Data records
━━━━━━━━━━━━━━━━
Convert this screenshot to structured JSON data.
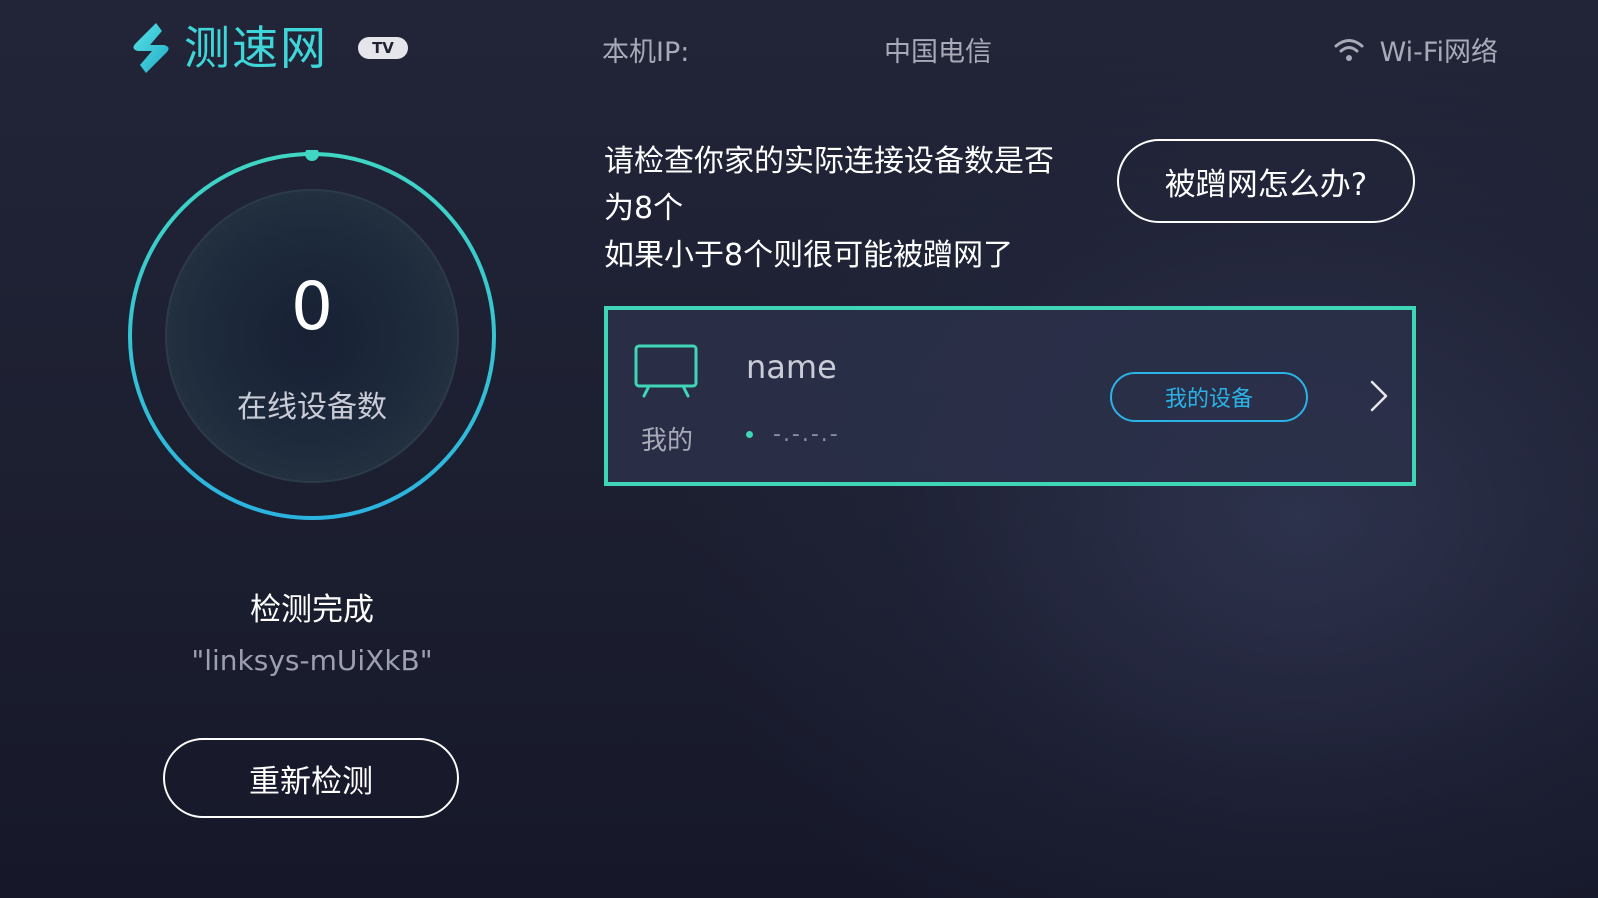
{
  "header": {
    "app_name": "测速网",
    "badge": "TV",
    "ip_label": "本机IP:",
    "isp": "中国电信",
    "network_label": "Wi-Fi网络",
    "icons": [
      "logo-icon",
      "wifi-icon"
    ]
  },
  "gauge": {
    "count": "0",
    "label": "在线设备数"
  },
  "status": {
    "title": "检测完成",
    "ssid": "\"linksys-mUiXkB\""
  },
  "retest_button": "重新检测",
  "notice": {
    "line1": "请检查你家的实际连接设备数是否",
    "line2": "为8个",
    "line3": "如果小于8个则很可能被蹭网了"
  },
  "help_button": "被蹭网怎么办?",
  "device_card": {
    "owner": "我的",
    "name": "name",
    "ip": "-.-.-.-",
    "badge": "我的设备",
    "icons": [
      "tv-icon",
      "chevron-right-icon"
    ]
  },
  "colors": {
    "accent_teal": "#3fd6d9",
    "card_border": "#3fd6b8",
    "badge_blue": "#29b3e6",
    "background": "#1f2234"
  }
}
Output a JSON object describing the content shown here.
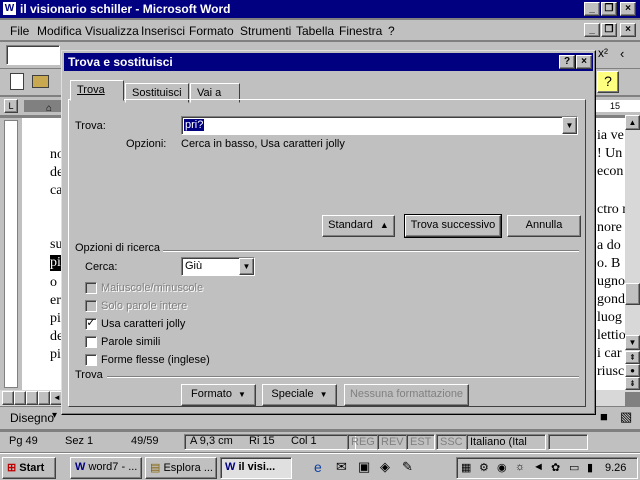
{
  "window": {
    "title": "il visionario schiller - Microsoft Word",
    "menu": [
      "File",
      "Modifica",
      "Visualizza",
      "Inserisci",
      "Formato",
      "Strumenti",
      "Tabella",
      "Finestra",
      "?"
    ]
  },
  "ruler": {
    "right_mark": "15"
  },
  "document": {
    "left_fragments": [
      "no",
      "de",
      "ca",
      "su",
      "pi",
      "o",
      "er",
      "pi",
      "de",
      "pi"
    ],
    "right_fragments": [
      "ia ve",
      "! Un",
      "econ",
      "ctro n",
      "nore",
      "a do",
      "o. B",
      "ugno",
      "gond",
      "luog",
      "lettio",
      "i car",
      "riusc"
    ]
  },
  "drawbar": {
    "label": "Disegno"
  },
  "status": {
    "page": "Pg 49",
    "section": "Sez 1",
    "pages": "49/59",
    "at": "A 9,3 cm",
    "line": "Ri 15",
    "col": "Col 1",
    "rec": "REG",
    "rev": "REV",
    "ext": "EST",
    "ovr": "SSC",
    "language": "Italiano (Ital"
  },
  "taskbar": {
    "start": "Start",
    "tasks": [
      "word7 - ...",
      "Esplora ...",
      "il visi..."
    ],
    "clock": "9.26"
  },
  "dialog": {
    "title": "Trova e sostituisci",
    "tabs": [
      "Trova",
      "Sostituisci",
      "Vai a"
    ],
    "find_label": "Trova:",
    "find_value": "pri?",
    "options_label": "Opzioni:",
    "options_value": "Cerca in basso, Usa caratteri jolly",
    "btn_standard": "Standard",
    "btn_find_next": "Trova successivo",
    "btn_cancel": "Annulla",
    "search_options_title": "Opzioni di ricerca",
    "search_label": "Cerca:",
    "search_value": "Giù",
    "checkboxes": [
      {
        "label": "Maiuscole/minuscole",
        "checked": false,
        "enabled": false
      },
      {
        "label": "Solo parole intere",
        "checked": false,
        "enabled": false
      },
      {
        "label": "Usa caratteri jolly",
        "checked": true,
        "enabled": true
      },
      {
        "label": "Parole simili",
        "checked": false,
        "enabled": true
      },
      {
        "label": "Forme flesse (inglese)",
        "checked": false,
        "enabled": true
      }
    ],
    "find_section_title": "Trova",
    "btn_format": "Formato",
    "btn_special": "Speciale",
    "btn_no_format": "Nessuna formattazione"
  }
}
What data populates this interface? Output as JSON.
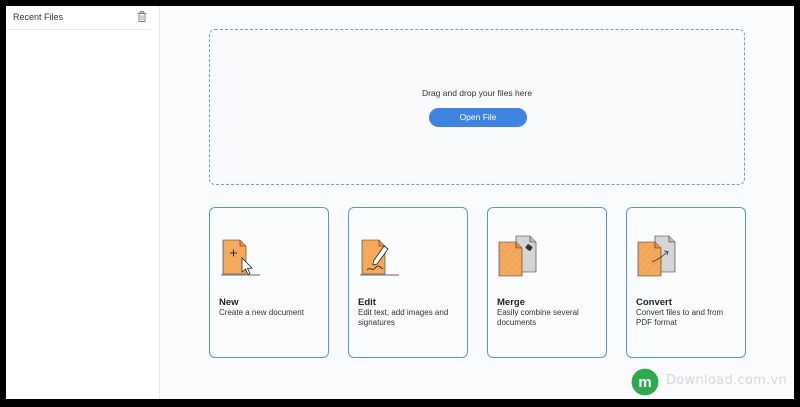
{
  "sidebar": {
    "title": "Recent Files",
    "delete_icon": "trash-icon"
  },
  "drop_zone": {
    "text": "Drag and drop your files here",
    "button_label": "Open File"
  },
  "cards": [
    {
      "title": "New",
      "desc": "Create a new document",
      "icon": "new-document-icon"
    },
    {
      "title": "Edit",
      "desc": "Edit text, add images and signatures",
      "icon": "edit-document-icon"
    },
    {
      "title": "Merge",
      "desc": "Easily combine several documents",
      "icon": "merge-documents-icon"
    },
    {
      "title": "Convert",
      "desc": "Convert files to and from PDF format",
      "icon": "convert-document-icon"
    }
  ],
  "watermark": {
    "text": "Download.com.vn",
    "logo_letter": "m"
  },
  "colors": {
    "accent": "#3f84e0",
    "card_border": "#5b97cf",
    "document_orange": "#f5a95c",
    "document_gray": "#d5d5d5"
  }
}
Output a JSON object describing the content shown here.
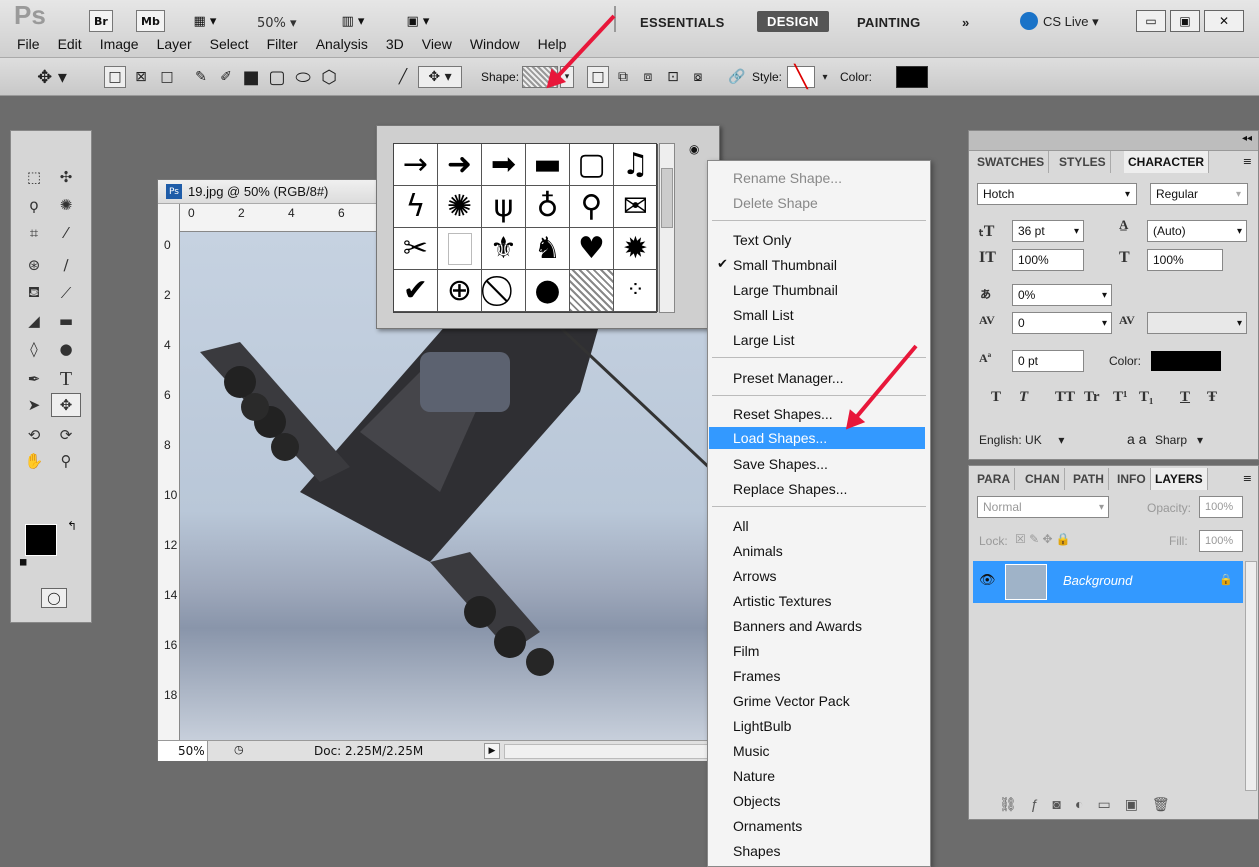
{
  "app": {
    "logo": "Ps",
    "bridge": "Br",
    "mini_bridge": "Mb",
    "zoom": "50%"
  },
  "workspaces": {
    "essentials": "ESSENTIALS",
    "design": "DESIGN",
    "painting": "PAINTING",
    "more": "»",
    "cs_live": "CS Live"
  },
  "menus": [
    "File",
    "Edit",
    "Image",
    "Layer",
    "Select",
    "Filter",
    "Analysis",
    "3D",
    "View",
    "Window",
    "Help"
  ],
  "options_bar": {
    "shape_label": "Shape:",
    "style_label": "Style:",
    "color_label": "Color:"
  },
  "document": {
    "title": "19.jpg @ 50% (RGB/8#)",
    "zoom": "50%",
    "doc_size": "Doc: 2.25M/2.25M",
    "ruler_h": [
      "0",
      "2",
      "4",
      "6"
    ],
    "ruler_v": [
      "0",
      "2",
      "4",
      "6",
      "8",
      "10",
      "12",
      "14",
      "16",
      "18"
    ]
  },
  "shape_picker": {
    "shapes": [
      "arrow-thin",
      "arrow-bold",
      "arrow-heavy",
      "banner",
      "frame",
      "music-note",
      "lightning",
      "starburst",
      "grass",
      "lightbulb",
      "pushpin",
      "envelope",
      "scissors",
      "blank-page",
      "fleur-de-lis",
      "cat",
      "heart",
      "splat",
      "checkmark",
      "crosshair",
      "no-sign",
      "speech-bubble",
      "texture-hatch",
      "diamond-grid"
    ]
  },
  "context_menu": {
    "items": [
      {
        "label": "Rename Shape...",
        "disabled": true
      },
      {
        "label": "Delete Shape",
        "disabled": true
      },
      {
        "label": "Text Only"
      },
      {
        "label": "Small Thumbnail",
        "checked": true
      },
      {
        "label": "Large Thumbnail"
      },
      {
        "label": "Small List"
      },
      {
        "label": "Large List"
      },
      {
        "label": "Preset Manager..."
      },
      {
        "label": "Reset Shapes..."
      },
      {
        "label": "Load Shapes...",
        "highlighted": true
      },
      {
        "label": "Save Shapes..."
      },
      {
        "label": "Replace Shapes..."
      },
      {
        "label": "All"
      },
      {
        "label": "Animals"
      },
      {
        "label": "Arrows"
      },
      {
        "label": "Artistic Textures"
      },
      {
        "label": "Banners and Awards"
      },
      {
        "label": "Film"
      },
      {
        "label": "Frames"
      },
      {
        "label": "Grime Vector Pack"
      },
      {
        "label": "LightBulb"
      },
      {
        "label": "Music"
      },
      {
        "label": "Nature"
      },
      {
        "label": "Objects"
      },
      {
        "label": "Ornaments"
      },
      {
        "label": "Shapes"
      }
    ]
  },
  "character_panel": {
    "tabs": [
      "SWATCHES",
      "STYLES",
      "CHARACTER"
    ],
    "font_family": "Hotch",
    "font_style": "Regular",
    "size": "36 pt",
    "leading": "(Auto)",
    "vscale": "100%",
    "hscale": "100%",
    "tsume": "0%",
    "kerning": "0",
    "tracking": "",
    "baseline": "0 pt",
    "color_label": "Color:",
    "styles": [
      "T",
      "T",
      "TT",
      "Tr",
      "T¹",
      "T₁",
      "T",
      "Ŧ"
    ],
    "language": "English: UK",
    "aa_label": "a a",
    "antialias": "Sharp"
  },
  "layers_panel": {
    "tabs": [
      "PARA",
      "CHAN",
      "PATH",
      "INFO",
      "LAYERS"
    ],
    "blend": "Normal",
    "opacity_label": "Opacity:",
    "opacity": "100%",
    "lock_label": "Lock:",
    "fill_label": "Fill:",
    "fill": "100%",
    "layer_name": "Background"
  }
}
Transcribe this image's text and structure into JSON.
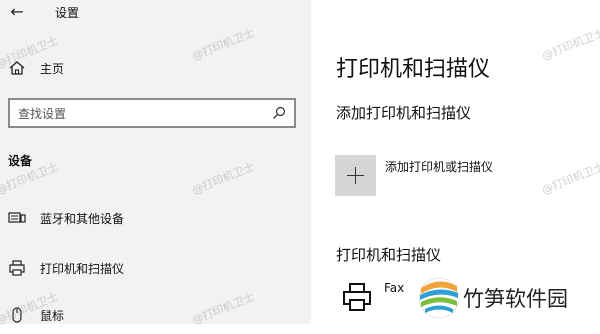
{
  "window": {
    "title": "设置",
    "back_icon": "back-arrow-icon"
  },
  "sidebar": {
    "home_label": "主页",
    "search": {
      "placeholder": "查找设置"
    },
    "section_header": "设备",
    "items": [
      {
        "label": "蓝牙和其他设备",
        "icon": "bluetooth-devices-icon"
      },
      {
        "label": "打印机和扫描仪",
        "icon": "printer-icon"
      },
      {
        "label": "鼠标",
        "icon": "mouse-icon"
      }
    ]
  },
  "main": {
    "title": "打印机和扫描仪",
    "add_section_title": "添加打印机和扫描仪",
    "add_label": "添加打印机或扫描仪",
    "list_section_title": "打印机和扫描仪",
    "printers": [
      {
        "name": "Fax"
      }
    ]
  },
  "watermark": {
    "text": "@打印机卫士"
  },
  "brand": {
    "name": "竹笋软件园"
  },
  "colors": {
    "sidebar_bg": "#f2f2f2",
    "add_button_bg": "#d6d6d6",
    "search_border": "#8a8a8a",
    "logo_orange": "#f0a43a",
    "logo_blue": "#2e9fd6",
    "logo_green": "#7bbf3a"
  }
}
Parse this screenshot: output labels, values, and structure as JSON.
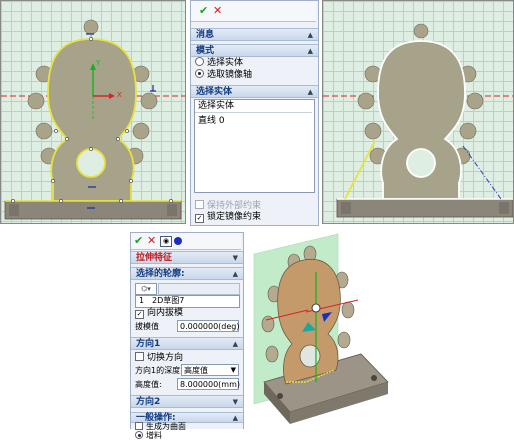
{
  "top_panel": {
    "toolbar": {
      "ok_icon": "check-icon",
      "cancel_icon": "x-icon"
    },
    "sections": {
      "messages": "消息",
      "mode": "模式",
      "select_entity": "选择实体"
    },
    "mode_options": [
      {
        "label": "选择实体",
        "selected": false
      },
      {
        "label": "选取镜像轴",
        "selected": true
      }
    ],
    "entity_list": {
      "header": "选择实体",
      "items": [
        "直线 0"
      ]
    },
    "checkboxes": [
      {
        "label": "保持外部约束",
        "checked": false,
        "disabled": true
      },
      {
        "label": "锁定镜像约束",
        "checked": true,
        "disabled": false
      }
    ]
  },
  "left_view": {
    "axis_label_y": "Y",
    "axis_label_x": "X"
  },
  "bottom_panel": {
    "toolbar": {
      "icons": [
        "check-icon",
        "x-icon",
        "eye-icon",
        "circle-icon"
      ]
    },
    "title": "拉伸特征",
    "profile_section": "选择的轮廓:",
    "profile_list": [
      "2D草图7"
    ],
    "profile_index": "1",
    "draft": {
      "checkbox_label": "向内拔模",
      "checked": true,
      "value_label": "拔模值",
      "value": "0.000000(deg)"
    },
    "direction1": {
      "section": "方向1",
      "toggle_label": "切换方向",
      "toggle_checked": false,
      "depth_label": "方向1的深度",
      "depth_type": "高度值",
      "height_label": "高度值:",
      "height_value": "8.000000(mm)"
    },
    "direction2": {
      "section": "方向2"
    },
    "general": {
      "section": "一般操作:",
      "options": [
        {
          "label": "生成为曲面",
          "kind": "checkbox",
          "checked": false
        },
        {
          "label": "增料",
          "kind": "radio",
          "checked": true
        }
      ]
    }
  }
}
━━━━━━━━━━━━━━━━
Find the word "caratteri" in the entries, and copy every line it shows up in.

    "options_value": "Cerca in basso, Usa caratteri jolly",
        "label": "Usa caratteri jolly",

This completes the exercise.